■ WHAT TO PRODUCE: Leave out the pictures and copy the remaining records exactly.

Extracted data entries:
________________

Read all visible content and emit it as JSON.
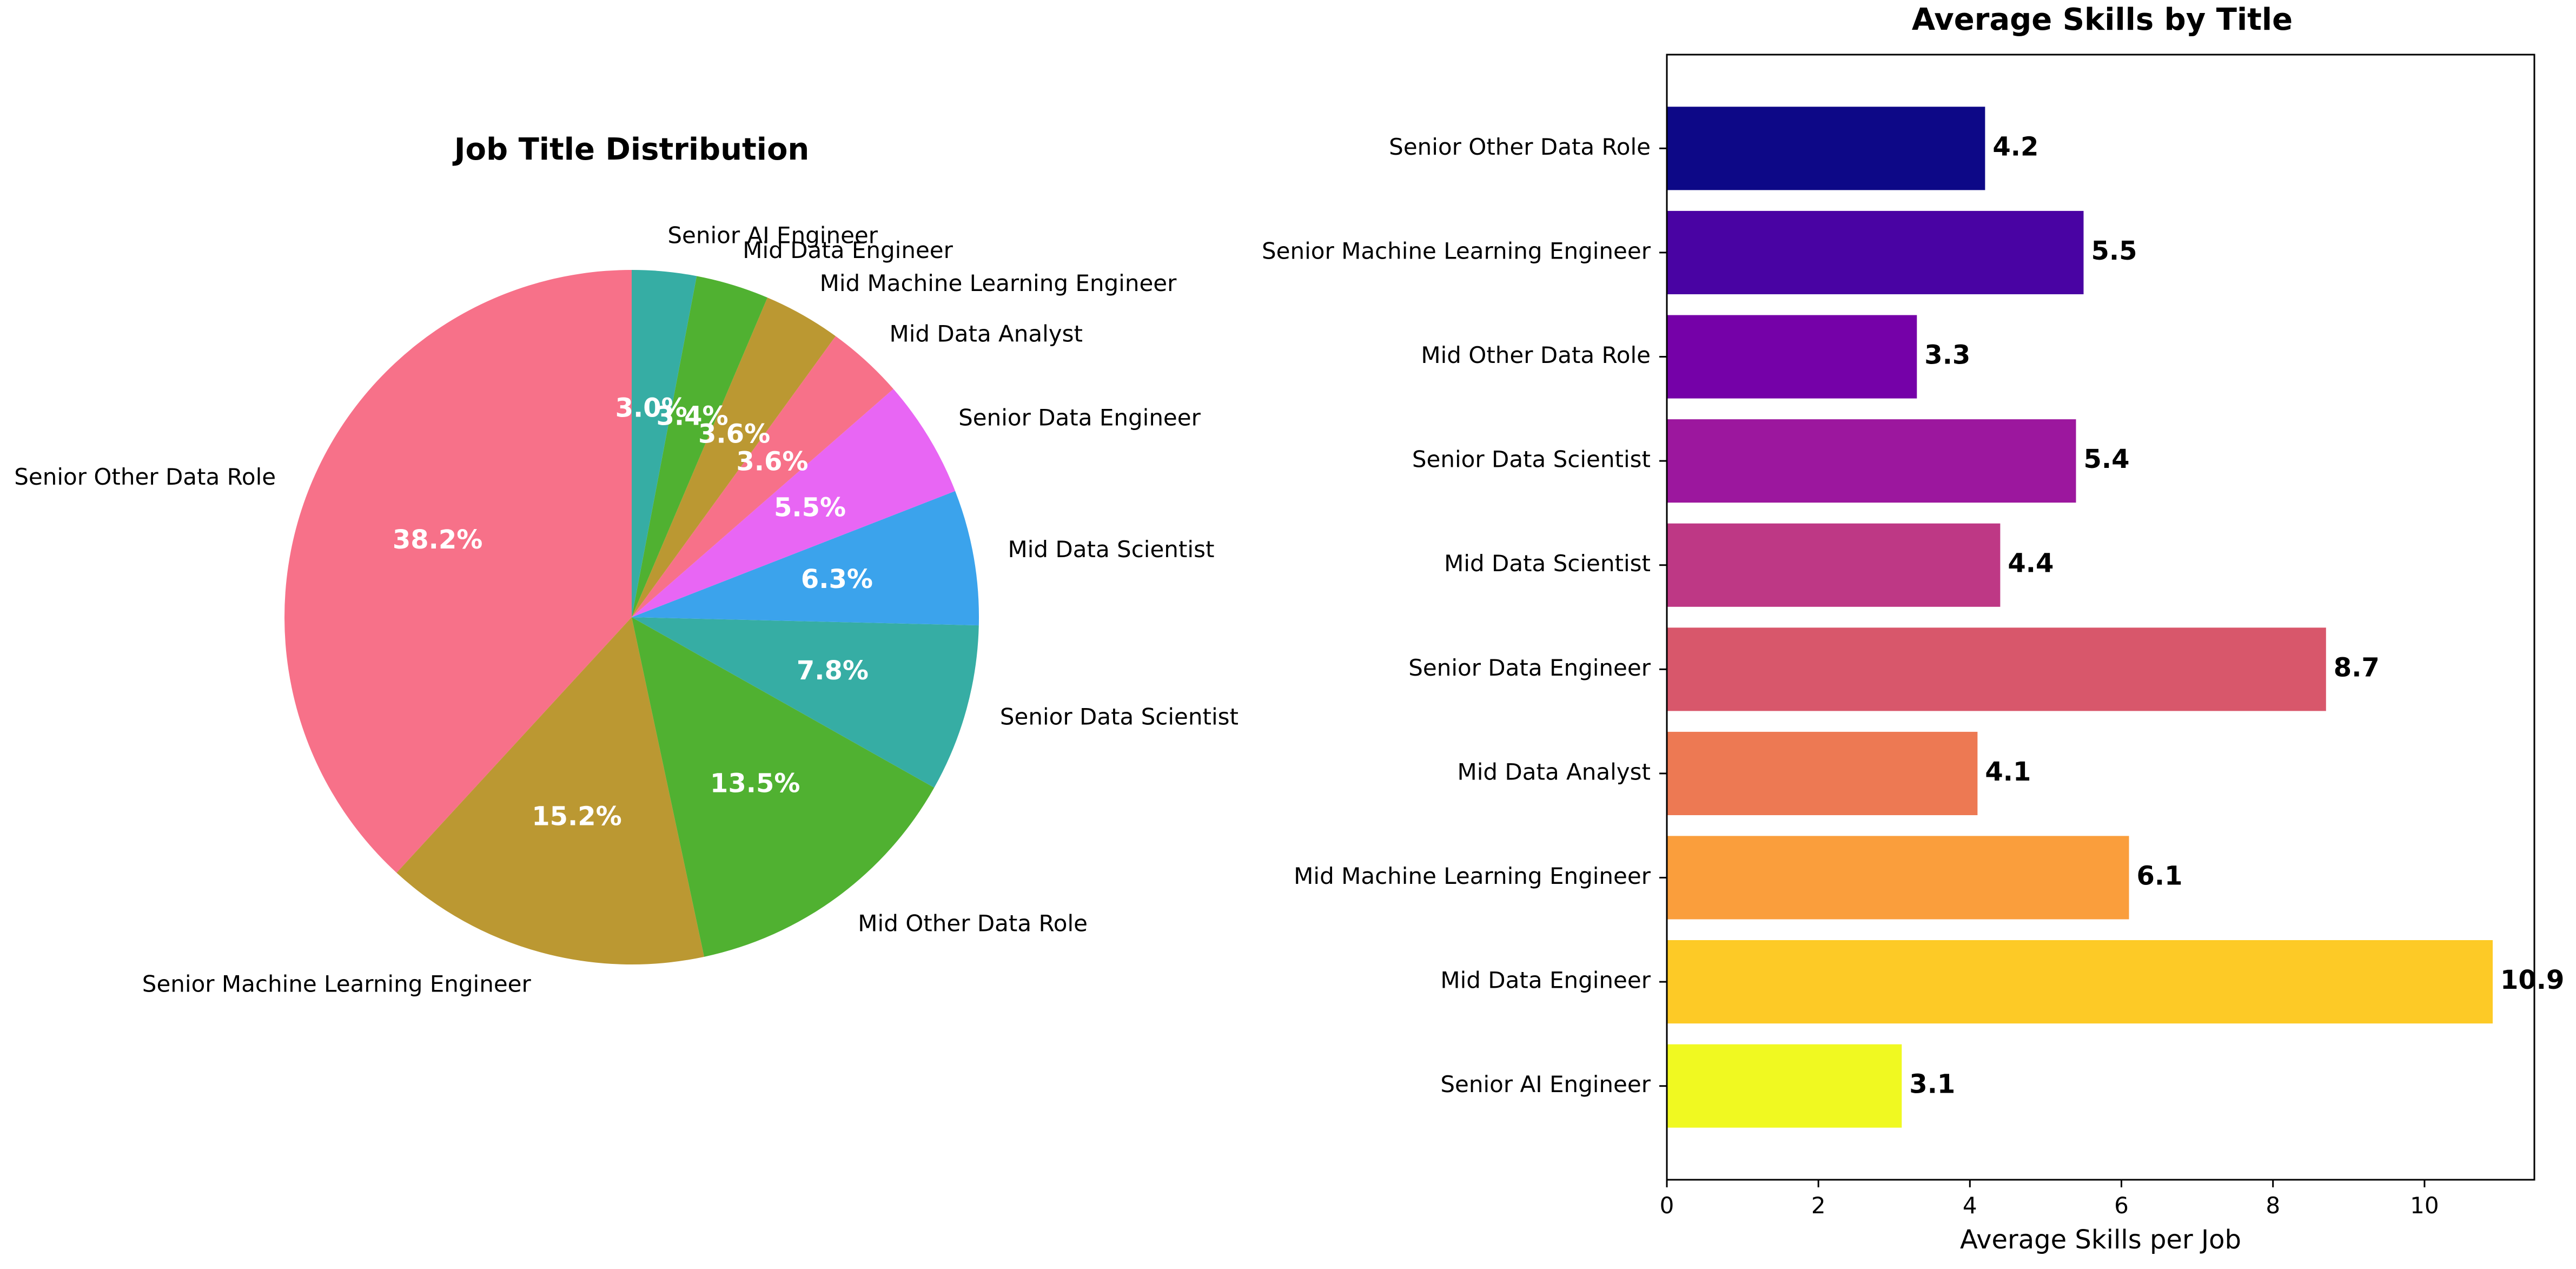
{
  "chart_data": [
    {
      "type": "pie",
      "title": "Job Title Distribution",
      "start_angle_deg": 90,
      "direction": "counterclockwise",
      "slices": [
        {
          "label": "Senior Other Data Role",
          "value": 38.2,
          "pct_label": "38.2%",
          "color": "#f77189"
        },
        {
          "label": "Senior Machine Learning Engineer",
          "value": 15.2,
          "pct_label": "15.2%",
          "color": "#bb9832"
        },
        {
          "label": "Mid Other Data Role",
          "value": 13.5,
          "pct_label": "13.5%",
          "color": "#50b131"
        },
        {
          "label": "Senior Data Scientist",
          "value": 7.8,
          "pct_label": "7.8%",
          "color": "#36ada4"
        },
        {
          "label": "Mid Data Scientist",
          "value": 6.3,
          "pct_label": "6.3%",
          "color": "#3ba3ec"
        },
        {
          "label": "Senior Data Engineer",
          "value": 5.5,
          "pct_label": "5.5%",
          "color": "#e866f4"
        },
        {
          "label": "Mid Data Analyst",
          "value": 3.6,
          "pct_label": "3.6%",
          "color": "#f77189"
        },
        {
          "label": "Mid Machine Learning Engineer",
          "value": 3.6,
          "pct_label": "3.6%",
          "color": "#bb9832"
        },
        {
          "label": "Mid Data Engineer",
          "value": 3.4,
          "pct_label": "3.4%",
          "color": "#50b131"
        },
        {
          "label": "Senior AI Engineer",
          "value": 3.0,
          "pct_label": "3.0%",
          "color": "#36ada4"
        }
      ]
    },
    {
      "type": "bar",
      "orientation": "horizontal",
      "title": "Average Skills by Title",
      "xlabel": "Average Skills per Job",
      "ylabel": "",
      "xlim": [
        0,
        11.45
      ],
      "xticks": [
        0,
        2,
        4,
        6,
        8,
        10
      ],
      "bars": [
        {
          "label": "Senior Other Data Role",
          "value": 4.2,
          "value_label": "4.2",
          "color": "#0d0887"
        },
        {
          "label": "Senior Machine Learning Engineer",
          "value": 5.5,
          "value_label": "5.5",
          "color": "#4903a3"
        },
        {
          "label": "Mid Other Data Role",
          "value": 3.3,
          "value_label": "3.3",
          "color": "#7501a8"
        },
        {
          "label": "Senior Data Scientist",
          "value": 5.4,
          "value_label": "5.4",
          "color": "#9c179e"
        },
        {
          "label": "Mid Data Scientist",
          "value": 4.4,
          "value_label": "4.4",
          "color": "#be3885"
        },
        {
          "label": "Senior Data Engineer",
          "value": 8.7,
          "value_label": "8.7",
          "color": "#d8576b"
        },
        {
          "label": "Mid Data Analyst",
          "value": 4.1,
          "value_label": "4.1",
          "color": "#ed7953"
        },
        {
          "label": "Mid Machine Learning Engineer",
          "value": 6.1,
          "value_label": "6.1",
          "color": "#fa9e3c"
        },
        {
          "label": "Mid Data Engineer",
          "value": 10.9,
          "value_label": "10.9",
          "color": "#fdca26"
        },
        {
          "label": "Senior AI Engineer",
          "value": 3.1,
          "value_label": "3.1",
          "color": "#f0f921"
        }
      ]
    }
  ]
}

________________

■ WRITTEN ANSWER:
Read all visible content and emit it as JSON.
{
  "chart_data": [
    {
      "type": "pie",
      "title": "Job Title Distribution",
      "start_angle_deg": 90,
      "direction": "counterclockwise",
      "slices": [
        {
          "label": "Senior Other Data Role",
          "value": 38.2,
          "pct_label": "38.2%",
          "color": "#f77189"
        },
        {
          "label": "Senior Machine Learning Engineer",
          "value": 15.2,
          "pct_label": "15.2%",
          "color": "#bb9832"
        },
        {
          "label": "Mid Other Data Role",
          "value": 13.5,
          "pct_label": "13.5%",
          "color": "#50b131"
        },
        {
          "label": "Senior Data Scientist",
          "value": 7.8,
          "pct_label": "7.8%",
          "color": "#36ada4"
        },
        {
          "label": "Mid Data Scientist",
          "value": 6.3,
          "pct_label": "6.3%",
          "color": "#3ba3ec"
        },
        {
          "label": "Senior Data Engineer",
          "value": 5.5,
          "pct_label": "5.5%",
          "color": "#e866f4"
        },
        {
          "label": "Mid Data Analyst",
          "value": 3.6,
          "pct_label": "3.6%",
          "color": "#f77189"
        },
        {
          "label": "Mid Machine Learning Engineer",
          "value": 3.6,
          "pct_label": "3.6%",
          "color": "#bb9832"
        },
        {
          "label": "Mid Data Engineer",
          "value": 3.4,
          "pct_label": "3.4%",
          "color": "#50b131"
        },
        {
          "label": "Senior AI Engineer",
          "value": 3.0,
          "pct_label": "3.0%",
          "color": "#36ada4"
        }
      ]
    },
    {
      "type": "bar",
      "orientation": "horizontal",
      "title": "Average Skills by Title",
      "xlabel": "Average Skills per Job",
      "ylabel": "",
      "xlim": [
        0,
        11.45
      ],
      "xticks": [
        0,
        2,
        4,
        6,
        8,
        10
      ],
      "bars": [
        {
          "label": "Senior Other Data Role",
          "value": 4.2,
          "value_label": "4.2",
          "color": "#0d0887"
        },
        {
          "label": "Senior Machine Learning Engineer",
          "value": 5.5,
          "value_label": "5.5",
          "color": "#4903a3"
        },
        {
          "label": "Mid Other Data Role",
          "value": 3.3,
          "value_label": "3.3",
          "color": "#7501a8"
        },
        {
          "label": "Senior Data Scientist",
          "value": 5.4,
          "value_label": "5.4",
          "color": "#9c179e"
        },
        {
          "label": "Mid Data Scientist",
          "value": 4.4,
          "value_label": "4.4",
          "color": "#be3885"
        },
        {
          "label": "Senior Data Engineer",
          "value": 8.7,
          "value_label": "8.7",
          "color": "#d8576b"
        },
        {
          "label": "Mid Data Analyst",
          "value": 4.1,
          "value_label": "4.1",
          "color": "#ed7953"
        },
        {
          "label": "Mid Machine Learning Engineer",
          "value": 6.1,
          "value_label": "6.1",
          "color": "#fa9e3c"
        },
        {
          "label": "Mid Data Engineer",
          "value": 10.9,
          "value_label": "10.9",
          "color": "#fdca26"
        },
        {
          "label": "Senior AI Engineer",
          "value": 3.1,
          "value_label": "3.1",
          "color": "#f0f921"
        }
      ]
    }
  ]
}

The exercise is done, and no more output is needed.